Collection entries
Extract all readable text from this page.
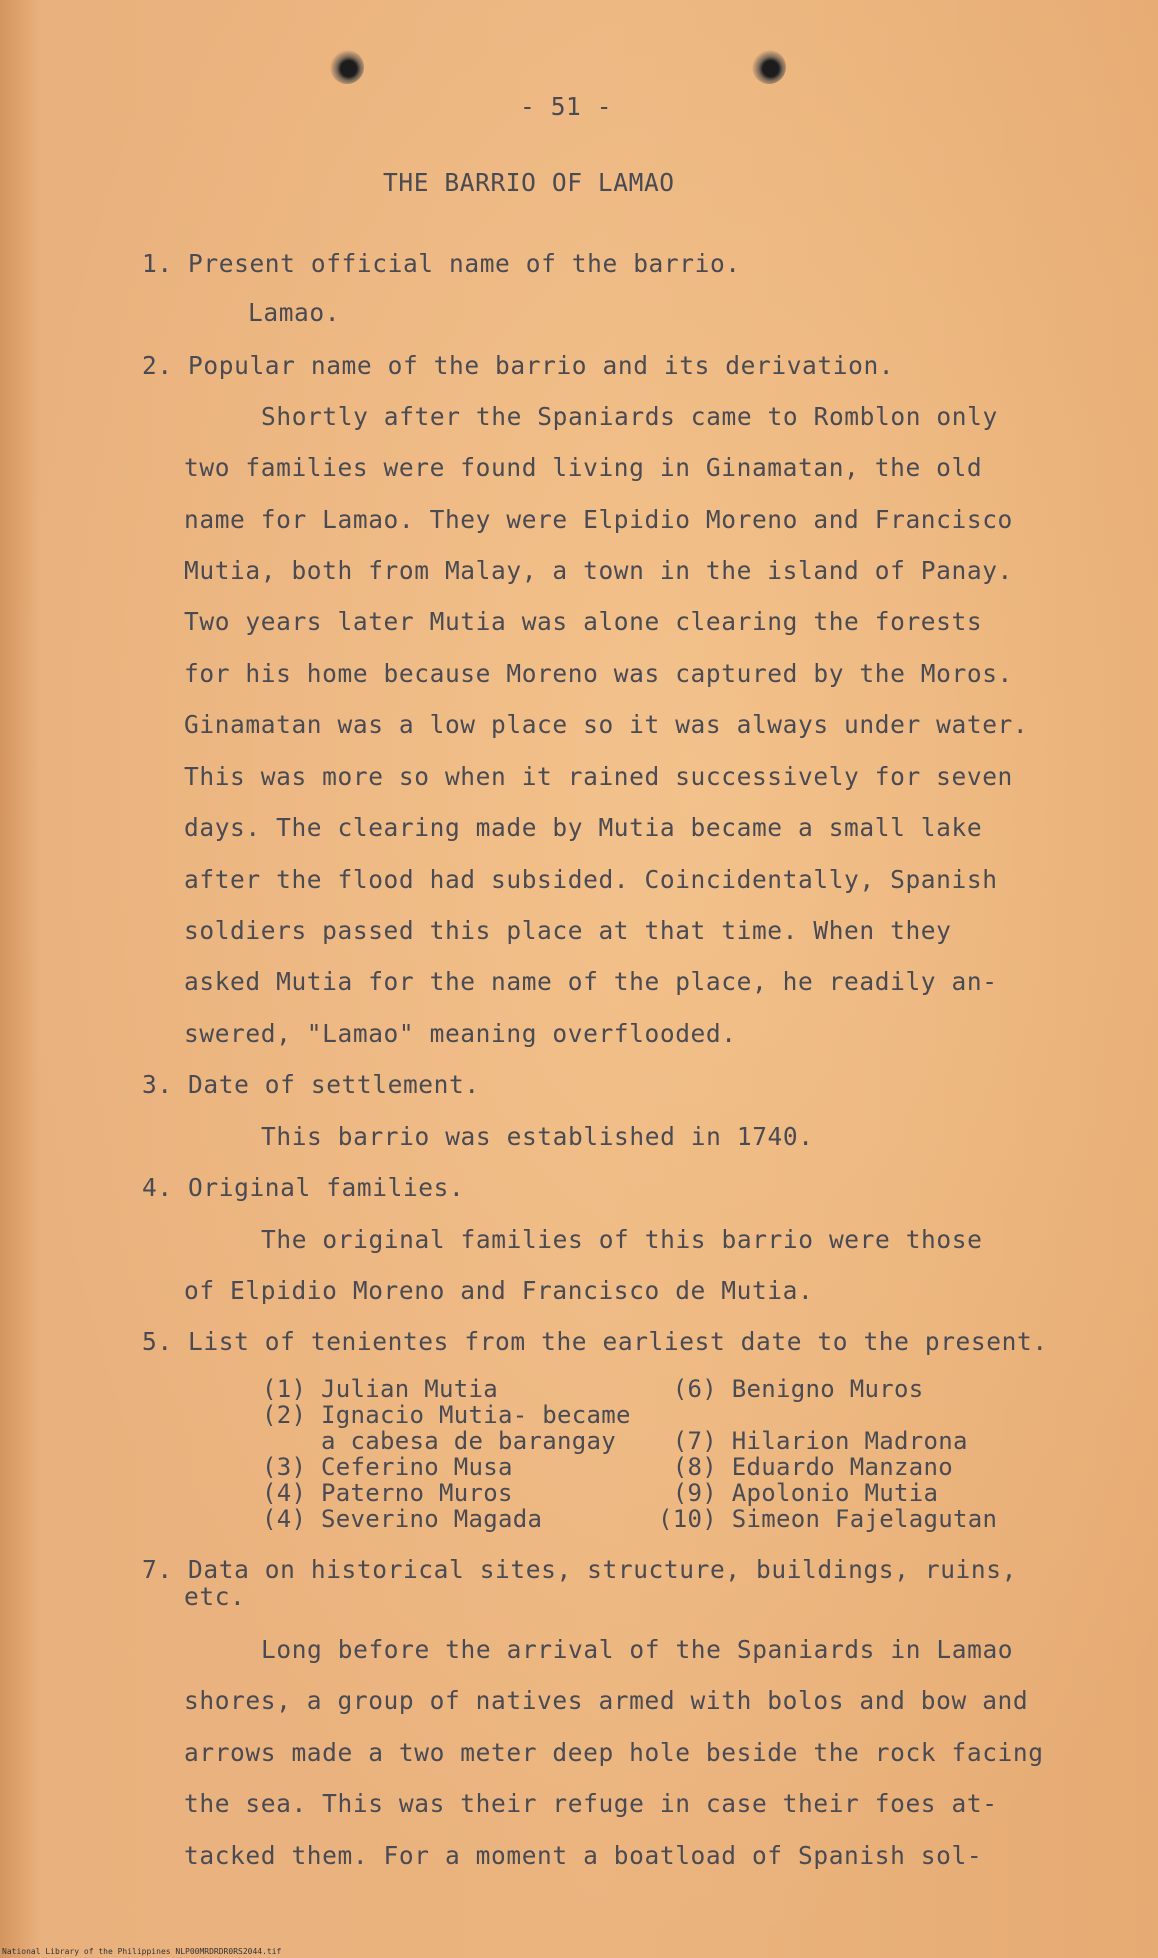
- 51 -
THE BARRIO OF LAMAO
1. Present official name of the barrio.
Lamao.
2. Popular name of the barrio and its derivation.
Shortly after the Spaniards came to Romblon only
two families were found living in Ginamatan, the old
name for Lamao. They were Elpidio Moreno and Francisco
Mutia, both from Malay, a town in the island of Panay.
Two years later Mutia was alone clearing the forests
for his home because Moreno was captured by the Moros.
Ginamatan was a low place so it was always under water.
This was more so when it rained successively for seven
days. The clearing made by Mutia became a small lake
after the flood had subsided. Coincidentally, Spanish
soldiers passed this place at that time. When they
asked Mutia for the name of the place, he readily an-
swered, "Lamao" meaning overflooded.
3. Date of settlement.
This barrio was established in 1740.
4. Original families.
The original families of this barrio were those
of Elpidio Moreno and Francisco de Mutia.
5. List of tenientes from the earliest date to the present.
(1) Julian Mutia
(2) Ignacio Mutia- became
a cabesa de barangay
(3) Ceferino Musa
(4) Paterno Muros
(4) Severino Magada
(6) Benigno Muros
(7) Hilarion Madrona
(8) Eduardo Manzano
(9) Apolonio Mutia
(10) Simeon Fajelagutan
7. Data on historical sites, structure, buildings, ruins,
etc.
Long before the arrival of the Spaniards in Lamao
shores, a group of natives armed with bolos and bow and
arrows made a two meter deep hole beside the rock facing
the sea. This was their refuge in case their foes at-
tacked them. For a moment a boatload of Spanish sol-
National Library of the Philippines NLP00MRDRDR0RS2044.tif
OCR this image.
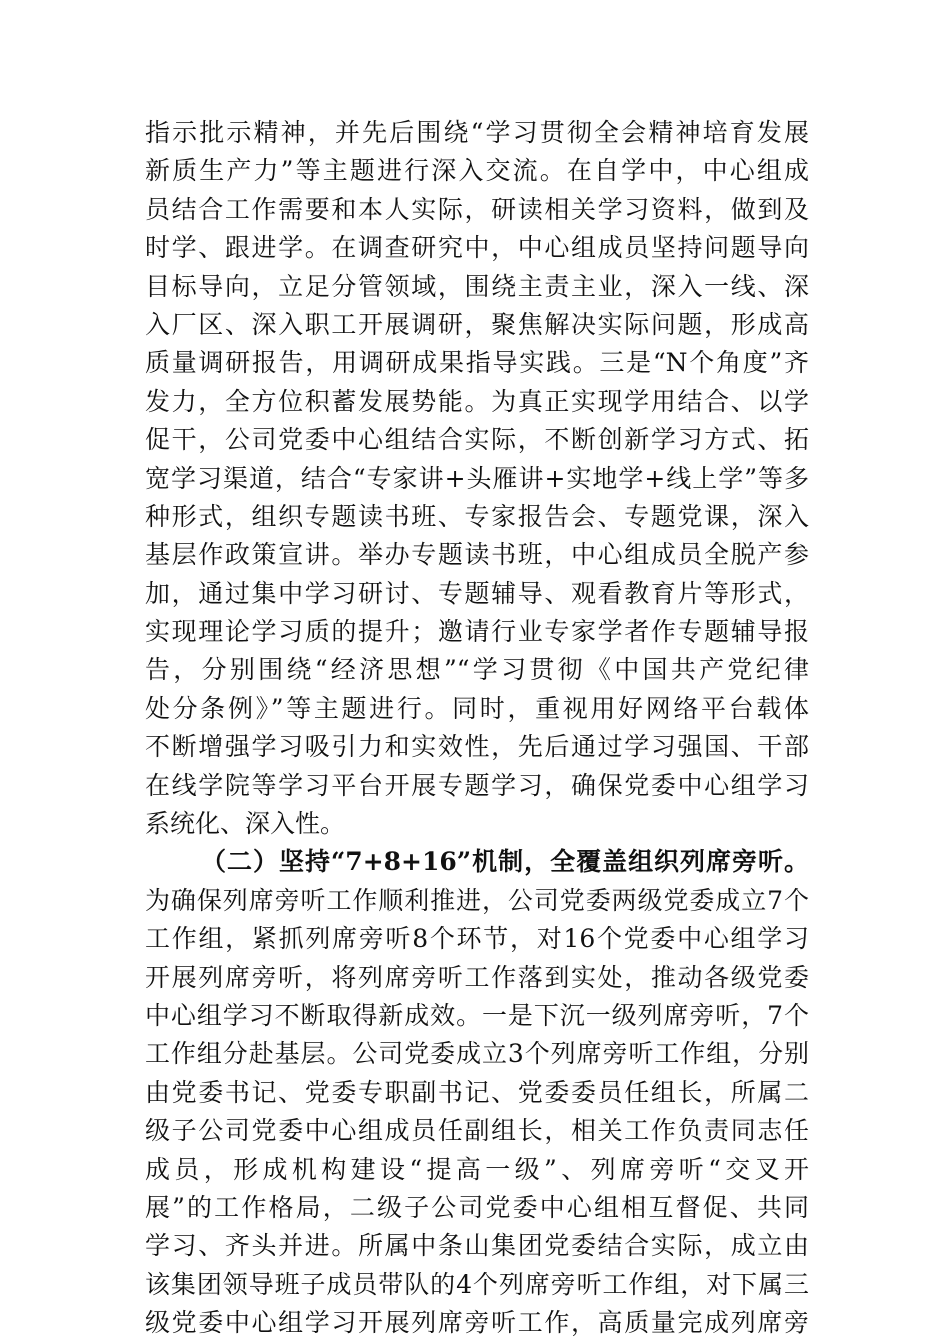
指示批示精神，并先后围绕“学习贯彻全会精神培育发展
新质生产力”等主题进行深入交流。在自学中，中心组成
员结合工作需要和本人实际，研读相关学习资料，做到及
时学、跟进学。在调查研究中，中心组成员坚持问题导向
目标导向，立足分管领域，围绕主责主业，深入一线、深
入厂区、深入职工开展调研，聚焦解决实际问题，形成高
质量调研报告，用调研成果指导实践。三是“N个角度”齐
发力，全方位积蓄发展势能。为真正实现学用结合、以学
促干，公司党委中心组结合实际，不断创新学习方式、拓
宽学习渠道，结合“专家讲+头雁讲+实地学+线上学”等多
种形式，组织专题读书班、专家报告会、专题党课，深入
基层作政策宣讲。举办专题读书班，中心组成员全脱产参
加，通过集中学习研讨、专题辅导、观看教育片等形式，
实现理论学习质的提升；邀请行业专家学者作专题辅导报
告，分别围绕“经济思想”“学习贯彻《中国共产党纪律
处分条例》”等主题进行。同时，重视用好网络平台载体
不断增强学习吸引力和实效性，先后通过学习强国、干部
在线学院等学习平台开展专题学习，确保党委中心组学习
系统化、深入性。
（二）坚持“7+8+16”机制，全覆盖组织列席旁听。
为确保列席旁听工作顺利推进，公司党委两级党委成立7个
工作组，紧抓列席旁听8个环节，对16个党委中心组学习
开展列席旁听，将列席旁听工作落到实处，推动各级党委
中心组学习不断取得新成效。一是下沉一级列席旁听，7个
工作组分赴基层。公司党委成立3个列席旁听工作组，分别
由党委书记、党委专职副书记、党委委员任组长，所属二
级子公司党委中心组成员任副组长，相关工作负责同志任
成员，形成机构建设“提高一级”、列席旁听“交叉开
展”的工作格局，二级子公司党委中心组相互督促、共同
学习、齐头并进。所属中条山集团党委结合实际，成立由
该集团领导班子成员带队的4个列席旁听工作组，对下属三
级党委中心组学习开展列席旁听工作，高质量完成列席旁
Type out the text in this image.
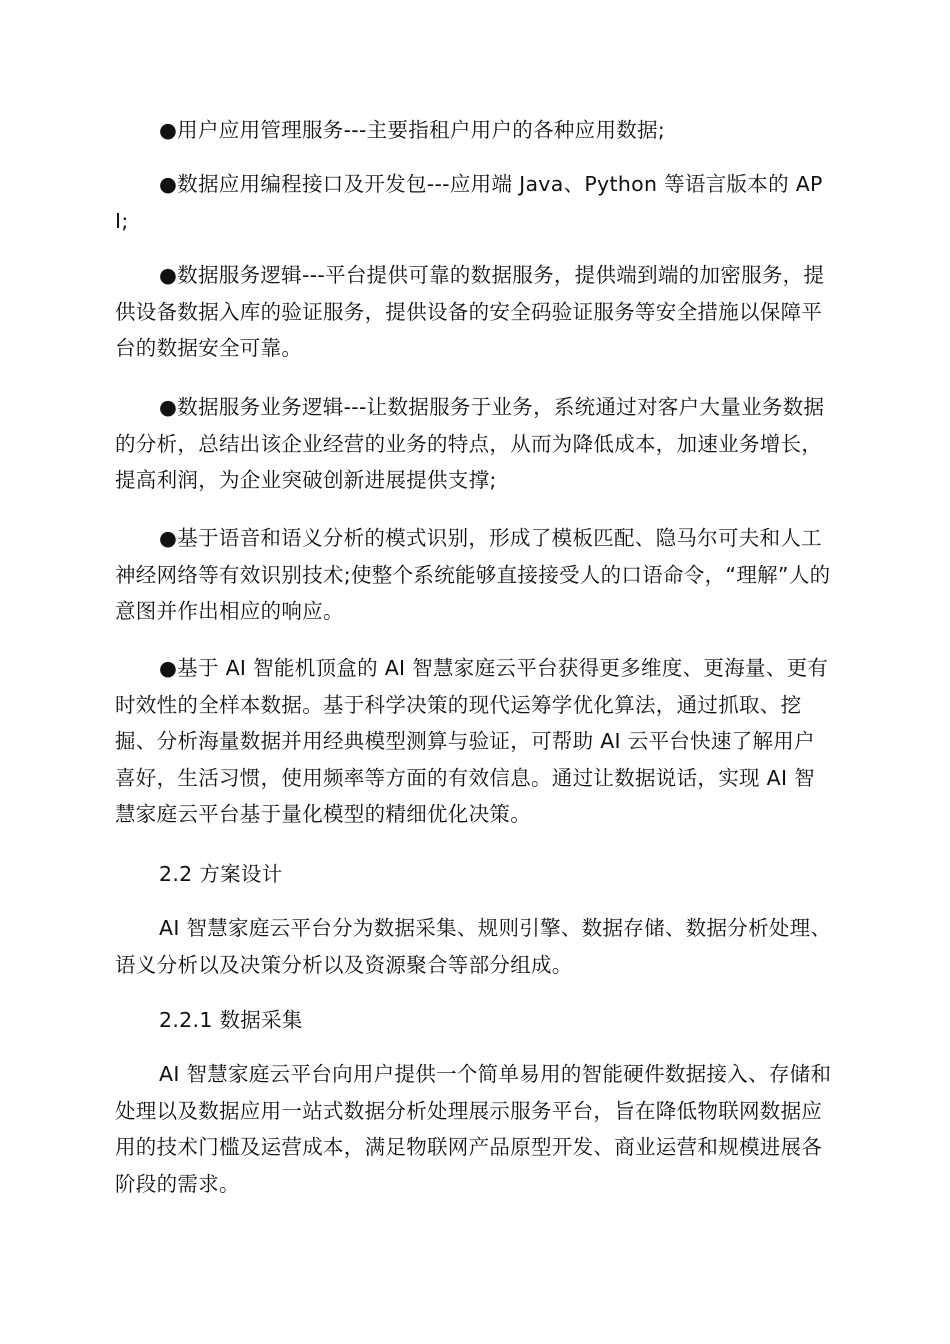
●用户应用管理服务---主要指租户用户的各种应用数据;

●数据应用编程接口及开发包---应用端 Java、Python 等语言版本的 API;

●数据服务逻辑---平台提供可靠的数据服务，提供端到端的加密服务，提供设备数据入库的验证服务，提供设备的安全码验证服务等安全措施以保障平台的数据安全可靠。

●数据服务业务逻辑---让数据服务于业务，系统通过对客户大量业务数据的分析，总结出该企业经营的业务的特点，从而为降低成本，加速业务增长，提高利润，为企业突破创新进展提供支撑;

●基于语音和语义分析的模式识别，形成了模板匹配、隐马尔可夫和人工神经网络等有效识别技术;使整个系统能够直接接受人的口语命令，“理解”人的意图并作出相应的响应。

●基于 AI 智能机顶盒的 AI 智慧家庭云平台获得更多维度、更海量、更有时效性的全样本数据。基于科学决策的现代运筹学优化算法，通过抓取、挖掘、分析海量数据并用经典模型测算与验证，可帮助 AI 云平台快速了解用户喜好，生活习惯，使用频率等方面的有效信息。通过让数据说话，实现 AI 智慧家庭云平台基于量化模型的精细优化决策。

2.2 方案设计

AI 智慧家庭云平台分为数据采集、规则引擎、数据存储、数据分析处理、语义分析以及决策分析以及资源聚合等部分组成。

2.2.1 数据采集

AI 智慧家庭云平台向用户提供一个简单易用的智能硬件数据接入、存储和处理以及数据应用一站式数据分析处理展示服务平台，旨在降低物联网数据应用的技术门槛及运营成本，满足物联网产品原型开发、商业运营和规模进展各阶段的需求。
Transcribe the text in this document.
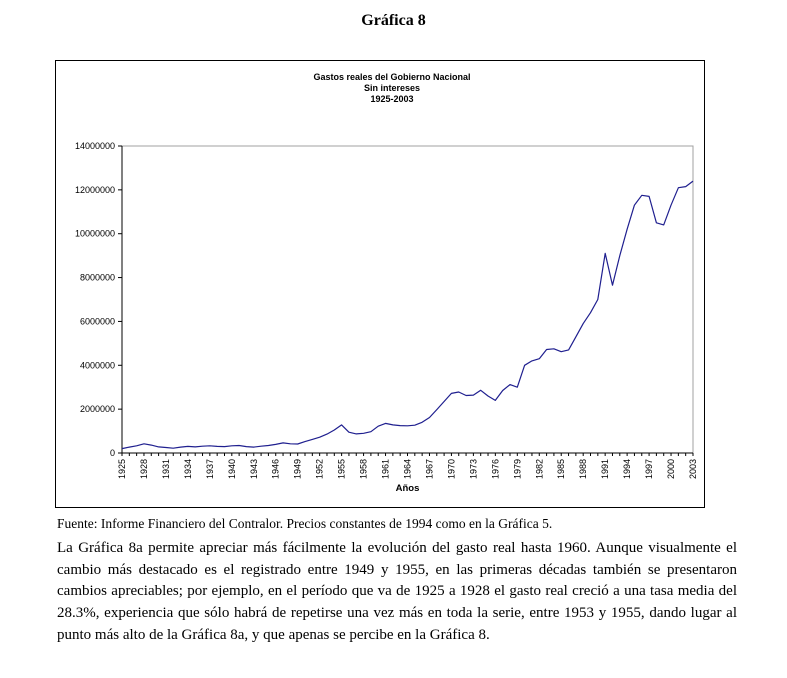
Gráfica 8
0
2000000
4000000
6000000
8000000
10000000
12000000
14000000
1925 1928 1931 1934 1937 1940 1943 1946 1949 1952 1955 1958 1961 1964 1967 1970 1973 1976 1979 1982 1985 1988 1991 1994 1997 2000 2003
Años
Gastos reales del Gobierno Nacional
Sin intereses
1925-2003

Fuente: Informe Financiero del Contralor. Precios constantes de 1994 como en la Gráfica 5.

La Gráfica 8a permite apreciar más fácilmente la evolución del gasto real hasta 1960. Aunque visualmente el cambio más destacado es el registrado entre 1949 y 1955, en las primeras décadas también se presentaron cambios apreciables; por ejemplo, en el período que va de 1925 a 1928 el gasto real creció a una tasa media del 28.3%, experiencia que sólo habrá de repetirse una vez más en toda la serie, entre 1953 y 1955, dando lugar al punto más alto de la Gráfica 8a, y que apenas se percibe en la Gráfica 8.
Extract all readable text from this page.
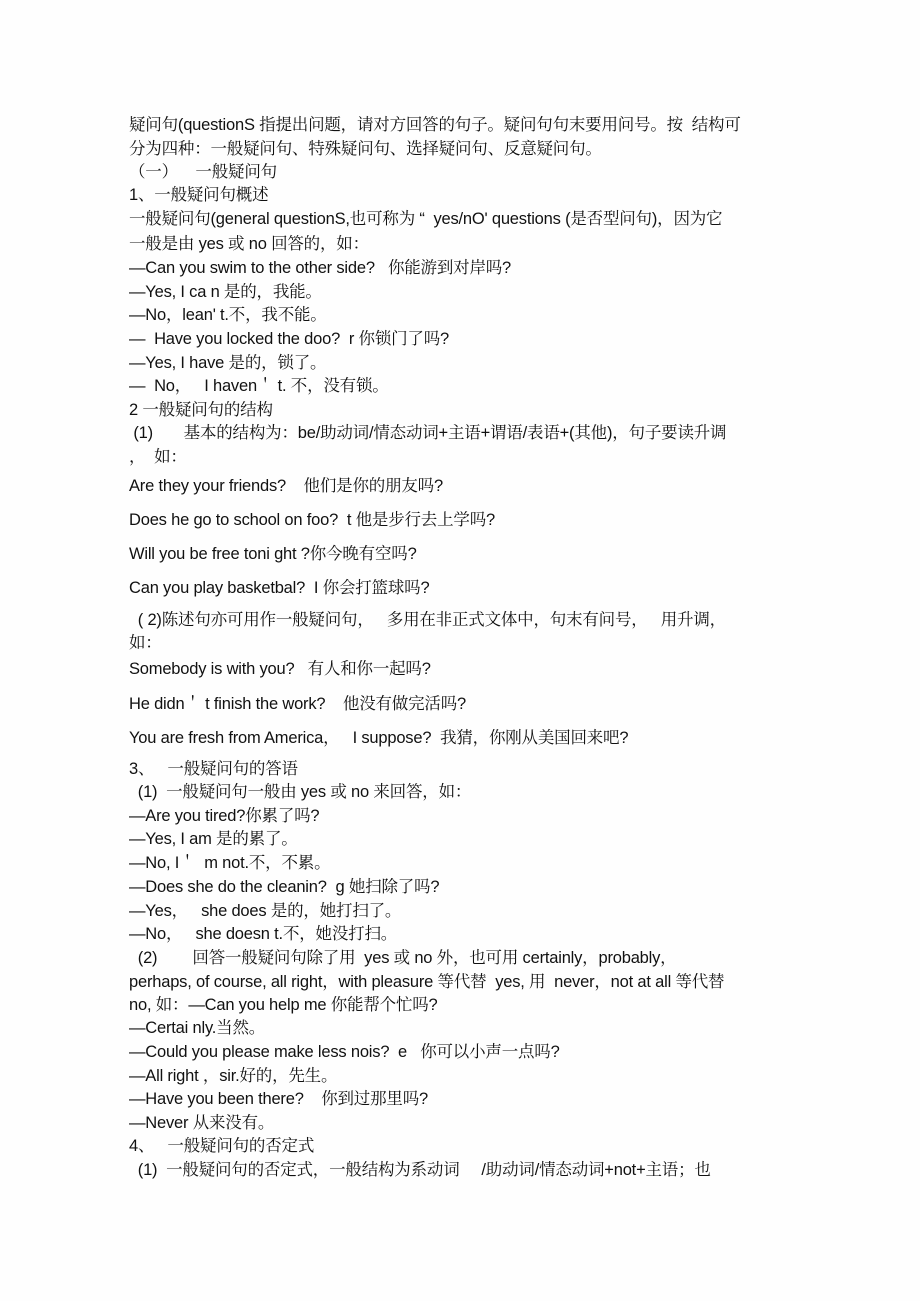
疑问句(questionS 指提出问题，请对方回答的句子。疑问句句末要用问号。按  结构可
分为四种：一般疑问句、特殊疑问句、选择疑问句、反意疑问句。
（一）    一般疑问句
1、一般疑问句概述
一般疑问句(general questionS,也可称为 “  yes/nO' questions (是否型问句)，因为它
一般是由 yes 或 no 回答的，如：
—Can you swim to the other side?   你能游到对岸吗?
—Yes, I ca n 是的，我能。
—No，lean' t.不，我不能。
—  Have you locked the doo?  r 你锁门了吗?
—Yes, I have 是的，锁了。
—  No，   I haven＇ t. 不，没有锁。
2 一般疑问句的结构
(1)       基本的结构为：be/助动词/情态动词+主语+谓语/表语+(其他)，句子要读升调
，  如：
Are they your friends?    他们是你的朋友吗?
Does he go to school on foo?  t 他是步行去上学吗?
Will you be free toni ght ?你今晚有空吗?
Can you play basketbal?  I 你会打篮球吗?
( 2)陈述句亦可用作一般疑问句，   多用在非正式文体中，句末有问号，   用升调，
如：
Somebody is with you?   有人和你一起吗?
He didn＇ t finish the work?    他没有做完活吗?
You are fresh from America，   I suppose?  我猜，你刚从美国回来吧?
3、   一般疑问句的答语
(1)  一般疑问句一般由 yes 或 no 来回答，如：
—Are you tired?你累了吗?
—Yes, I am 是的累了。
—No, I＇  m not.不，不累。
—Does she do the cleanin?  g 她扫除了吗?
—Yes，   she does 是的，她打扫了。
—No，   she doesn t.不，她没打扫。
(2)        回答一般疑问句除了用  yes 或 no 外，也可用 certainly，probably，
perhaps, of course, all right，with pleasure 等代替  yes, 用  never，not at all 等代替
no, 如：—Can you help me 你能帮个忙吗?
—Certai nly.当然。
—Could you please make less nois?  e   你可以小声一点吗?
—All right ，sir.好的，先生。
—Have you been there?    你到过那里吗?
—Never 从来没有。
4、   一般疑问句的否定式
(1)  一般疑问句的否定式，一般结构为系动词     /助动词/情态动词+not+主语；也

## Task instructions:
Look through the lines above and collect those with the word "text".

## Task response:
Extract all readable text from this page.
Type out the text in this image.
Transcribe the text in this document.
Extract all readable text from this page.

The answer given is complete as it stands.